* [What is required]: Quote the records that follow in full and exactly; leave out the pictures.

━━━━━━

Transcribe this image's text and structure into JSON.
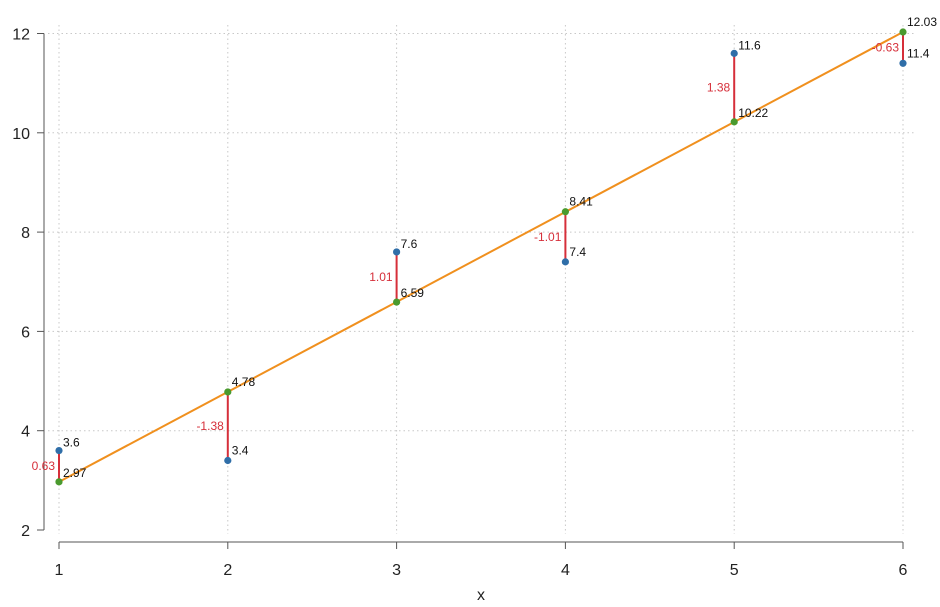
{
  "chart_data": {
    "type": "scatter",
    "title": "",
    "xlabel": "x",
    "ylabel": "",
    "xlim": [
      1,
      6
    ],
    "ylim": [
      2,
      12.2
    ],
    "x_ticks": [
      "1",
      "2",
      "3",
      "4",
      "5",
      "6"
    ],
    "y_ticks": [
      "2",
      "4",
      "6",
      "8",
      "10",
      "12"
    ],
    "grid": true,
    "legend": "none",
    "colors": {
      "observed": "#2f6ea8",
      "fitted": "#4a9a2e",
      "fit_line": "#f0901e",
      "residual": "#d62f3a"
    },
    "points": [
      {
        "x": 1,
        "observed": 3.6,
        "observed_label": "3.6",
        "fitted": 2.97,
        "fitted_label": "2.97",
        "residual": 0.63,
        "residual_label": "0.63"
      },
      {
        "x": 2,
        "observed": 3.4,
        "observed_label": "3.4",
        "fitted": 4.78,
        "fitted_label": "4.78",
        "residual": -1.38,
        "residual_label": "-1.38"
      },
      {
        "x": 3,
        "observed": 7.6,
        "observed_label": "7.6",
        "fitted": 6.59,
        "fitted_label": "6.59",
        "residual": 1.01,
        "residual_label": "1.01"
      },
      {
        "x": 4,
        "observed": 7.4,
        "observed_label": "7.4",
        "fitted": 8.41,
        "fitted_label": "8.41",
        "residual": -1.01,
        "residual_label": "-1.01"
      },
      {
        "x": 5,
        "observed": 11.6,
        "observed_label": "11.6",
        "fitted": 10.22,
        "fitted_label": "10.22",
        "residual": 1.38,
        "residual_label": "1.38"
      },
      {
        "x": 6,
        "observed": 11.4,
        "observed_label": "11.4",
        "fitted": 12.03,
        "fitted_label": "12.03",
        "residual": -0.63,
        "residual_label": "-0.63"
      }
    ]
  }
}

━━━━━━

* [Solution below]:
Transcribe this image's text and structure into JSON.
{
  "chart_data": {
    "type": "scatter",
    "title": "",
    "xlabel": "x",
    "ylabel": "",
    "xlim": [
      1,
      6
    ],
    "ylim": [
      2,
      12.2
    ],
    "x_ticks": [
      "1",
      "2",
      "3",
      "4",
      "5",
      "6"
    ],
    "y_ticks": [
      "2",
      "4",
      "6",
      "8",
      "10",
      "12"
    ],
    "grid": true,
    "legend": "none",
    "colors": {
      "observed": "#2f6ea8",
      "fitted": "#4a9a2e",
      "fit_line": "#f0901e",
      "residual": "#d62f3a"
    },
    "points": [
      {
        "x": 1,
        "observed": 3.6,
        "observed_label": "3.6",
        "fitted": 2.97,
        "fitted_label": "2.97",
        "residual": 0.63,
        "residual_label": "0.63"
      },
      {
        "x": 2,
        "observed": 3.4,
        "observed_label": "3.4",
        "fitted": 4.78,
        "fitted_label": "4.78",
        "residual": -1.38,
        "residual_label": "-1.38"
      },
      {
        "x": 3,
        "observed": 7.6,
        "observed_label": "7.6",
        "fitted": 6.59,
        "fitted_label": "6.59",
        "residual": 1.01,
        "residual_label": "1.01"
      },
      {
        "x": 4,
        "observed": 7.4,
        "observed_label": "7.4",
        "fitted": 8.41,
        "fitted_label": "8.41",
        "residual": -1.01,
        "residual_label": "-1.01"
      },
      {
        "x": 5,
        "observed": 11.6,
        "observed_label": "11.6",
        "fitted": 10.22,
        "fitted_label": "10.22",
        "residual": 1.38,
        "residual_label": "1.38"
      },
      {
        "x": 6,
        "observed": 11.4,
        "observed_label": "11.4",
        "fitted": 12.03,
        "fitted_label": "12.03",
        "residual": -0.63,
        "residual_label": "-0.63"
      }
    ]
  }
}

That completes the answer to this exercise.